start Dataset records

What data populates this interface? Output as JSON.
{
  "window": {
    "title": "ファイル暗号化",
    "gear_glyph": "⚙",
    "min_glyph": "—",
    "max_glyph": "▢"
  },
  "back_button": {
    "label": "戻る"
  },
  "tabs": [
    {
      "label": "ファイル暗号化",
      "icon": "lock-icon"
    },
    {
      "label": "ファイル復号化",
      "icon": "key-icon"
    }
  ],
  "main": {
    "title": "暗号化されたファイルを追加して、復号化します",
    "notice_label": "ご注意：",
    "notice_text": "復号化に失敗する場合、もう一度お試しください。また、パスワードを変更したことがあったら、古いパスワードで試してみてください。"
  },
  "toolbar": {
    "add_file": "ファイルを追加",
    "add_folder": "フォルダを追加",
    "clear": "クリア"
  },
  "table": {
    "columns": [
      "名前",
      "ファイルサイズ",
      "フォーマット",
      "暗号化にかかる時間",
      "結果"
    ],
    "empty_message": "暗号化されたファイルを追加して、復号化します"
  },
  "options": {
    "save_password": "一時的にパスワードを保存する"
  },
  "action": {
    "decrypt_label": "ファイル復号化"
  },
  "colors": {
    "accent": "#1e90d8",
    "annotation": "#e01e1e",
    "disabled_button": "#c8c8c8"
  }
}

end Dataset records

Repeat each of the entries above precisely as given.

### Exercise output
What data populates this interface? Output as JSON.
{
  "window": {
    "title": "ファイル暗号化",
    "gear_glyph": "⚙",
    "min_glyph": "—",
    "max_glyph": "▢"
  },
  "back_button": {
    "label": "戻る"
  },
  "tabs": [
    {
      "label": "ファイル暗号化",
      "icon": "lock-icon"
    },
    {
      "label": "ファイル復号化",
      "icon": "key-icon"
    }
  ],
  "main": {
    "title": "暗号化されたファイルを追加して、復号化します",
    "notice_label": "ご注意：",
    "notice_text": "復号化に失敗する場合、もう一度お試しください。また、パスワードを変更したことがあったら、古いパスワードで試してみてください。"
  },
  "toolbar": {
    "add_file": "ファイルを追加",
    "add_folder": "フォルダを追加",
    "clear": "クリア"
  },
  "table": {
    "columns": [
      "名前",
      "ファイルサイズ",
      "フォーマット",
      "暗号化にかかる時間",
      "結果"
    ],
    "empty_message": "暗号化されたファイルを追加して、復号化します"
  },
  "options": {
    "save_password": "一時的にパスワードを保存する"
  },
  "action": {
    "decrypt_label": "ファイル復号化"
  },
  "colors": {
    "accent": "#1e90d8",
    "annotation": "#e01e1e",
    "disabled_button": "#c8c8c8"
  }
}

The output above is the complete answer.